- **WHAT IS NEEDED**
Reproduce each line exactly.
========
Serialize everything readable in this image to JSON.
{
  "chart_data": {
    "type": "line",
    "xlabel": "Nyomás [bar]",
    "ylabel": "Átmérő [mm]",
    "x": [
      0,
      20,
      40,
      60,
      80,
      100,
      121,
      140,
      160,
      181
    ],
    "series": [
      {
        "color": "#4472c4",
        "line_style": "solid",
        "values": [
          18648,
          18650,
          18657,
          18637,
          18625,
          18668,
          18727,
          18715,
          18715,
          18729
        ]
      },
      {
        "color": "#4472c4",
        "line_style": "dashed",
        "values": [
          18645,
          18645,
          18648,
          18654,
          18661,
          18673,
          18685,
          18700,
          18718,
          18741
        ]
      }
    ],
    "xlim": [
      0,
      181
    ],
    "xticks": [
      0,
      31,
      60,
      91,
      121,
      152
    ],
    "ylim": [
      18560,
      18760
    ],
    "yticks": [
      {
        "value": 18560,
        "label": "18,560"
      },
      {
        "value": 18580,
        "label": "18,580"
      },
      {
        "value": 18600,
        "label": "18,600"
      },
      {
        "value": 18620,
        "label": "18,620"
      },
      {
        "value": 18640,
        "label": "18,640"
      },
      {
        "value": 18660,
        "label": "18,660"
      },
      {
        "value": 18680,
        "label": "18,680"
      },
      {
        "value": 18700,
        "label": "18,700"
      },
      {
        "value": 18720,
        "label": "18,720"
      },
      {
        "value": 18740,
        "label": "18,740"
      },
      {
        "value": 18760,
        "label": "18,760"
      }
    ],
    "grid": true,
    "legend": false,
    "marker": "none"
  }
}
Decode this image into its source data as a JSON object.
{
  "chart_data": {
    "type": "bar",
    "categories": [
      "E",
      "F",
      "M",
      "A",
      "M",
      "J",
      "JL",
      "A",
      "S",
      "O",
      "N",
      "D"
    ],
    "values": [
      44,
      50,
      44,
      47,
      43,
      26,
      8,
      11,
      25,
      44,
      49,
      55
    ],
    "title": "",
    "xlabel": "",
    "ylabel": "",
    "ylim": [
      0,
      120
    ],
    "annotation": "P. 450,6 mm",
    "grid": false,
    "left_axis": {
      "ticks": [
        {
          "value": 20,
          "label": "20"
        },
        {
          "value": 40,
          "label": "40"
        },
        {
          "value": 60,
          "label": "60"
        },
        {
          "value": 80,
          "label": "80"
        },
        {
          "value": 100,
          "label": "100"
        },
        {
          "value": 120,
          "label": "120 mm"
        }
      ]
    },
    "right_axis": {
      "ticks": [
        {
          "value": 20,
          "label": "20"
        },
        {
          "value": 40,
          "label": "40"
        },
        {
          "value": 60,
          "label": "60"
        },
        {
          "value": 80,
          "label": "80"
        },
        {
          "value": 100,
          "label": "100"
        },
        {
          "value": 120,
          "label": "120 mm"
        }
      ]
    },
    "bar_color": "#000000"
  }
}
========
- **CORRECT RESPONSE**
Serialize everything readable in this image to JSON.
{
  "chart_data": {
    "type": "line",
    "xlabel": "Nyomás [bar]",
    "ylabel": "Átmérő [mm]",
    "x": [
      0,
      20,
      40,
      60,
      80,
      100,
      121,
      140,
      160,
      181
    ],
    "series": [
      {
        "color": "#4472c4",
        "line_style": "solid",
        "values": [
          18648,
          18650,
          18657,
          18637,
          18625,
          18668,
          18727,
          18715,
          18715,
          18729
        ]
      },
      {
        "color": "#4472c4",
        "line_style": "dashed",
        "values": [
          18645,
          18645,
          18648,
          18654,
          18661,
          18673,
          18685,
          18700,
          18718,
          18741
        ]
      }
    ],
    "xlim": [
      0,
      181
    ],
    "xticks": [
      0,
      31,
      60,
      91,
      121,
      152
    ],
    "ylim": [
      18560,
      18760
    ],
    "yticks": [
      {
        "value": 18560,
        "label": "18,560"
      },
      {
        "value": 18580,
        "label": "18,580"
      },
      {
        "value": 18600,
        "label": "18,600"
      },
      {
        "value": 18620,
        "label": "18,620"
      },
      {
        "value": 18640,
        "label": "18,640"
      },
      {
        "value": 18660,
        "label": "18,660"
      },
      {
        "value": 18680,
        "label": "18,680"
      },
      {
        "value": 18700,
        "label": "18,700"
      },
      {
        "value": 18720,
        "label": "18,720"
      },
      {
        "value": 18740,
        "label": "18,740"
      },
      {
        "value": 18760,
        "label": "18,760"
      }
    ],
    "grid": true,
    "legend": false,
    "marker": "none"
  }
}
Decode this image into its source data as a JSON object.
{
  "chart_data": {
    "type": "bar",
    "categories": [
      "E",
      "F",
      "M",
      "A",
      "M",
      "J",
      "JL",
      "A",
      "S",
      "O",
      "N",
      "D"
    ],
    "values": [
      44,
      50,
      44,
      47,
      43,
      26,
      8,
      11,
      25,
      44,
      49,
      55
    ],
    "title": "",
    "xlabel": "",
    "ylabel": "",
    "ylim": [
      0,
      120
    ],
    "annotation": "P. 450,6 mm",
    "grid": false,
    "left_axis": {
      "ticks": [
        {
          "value": 20,
          "label": "20"
        },
        {
          "value": 40,
          "label": "40"
        },
        {
          "value": 60,
          "label": "60"
        },
        {
          "value": 80,
          "label": "80"
        },
        {
          "value": 100,
          "label": "100"
        },
        {
          "value": 120,
          "label": "120 mm"
        }
      ]
    },
    "right_axis": {
      "ticks": [
        {
          "value": 20,
          "label": "20"
        },
        {
          "value": 40,
          "label": "40"
        },
        {
          "value": 60,
          "label": "60"
        },
        {
          "value": 80,
          "label": "80"
        },
        {
          "value": 100,
          "label": "100"
        },
        {
          "value": 120,
          "label": "120 mm"
        }
      ]
    },
    "bar_color": "#000000"
  }
}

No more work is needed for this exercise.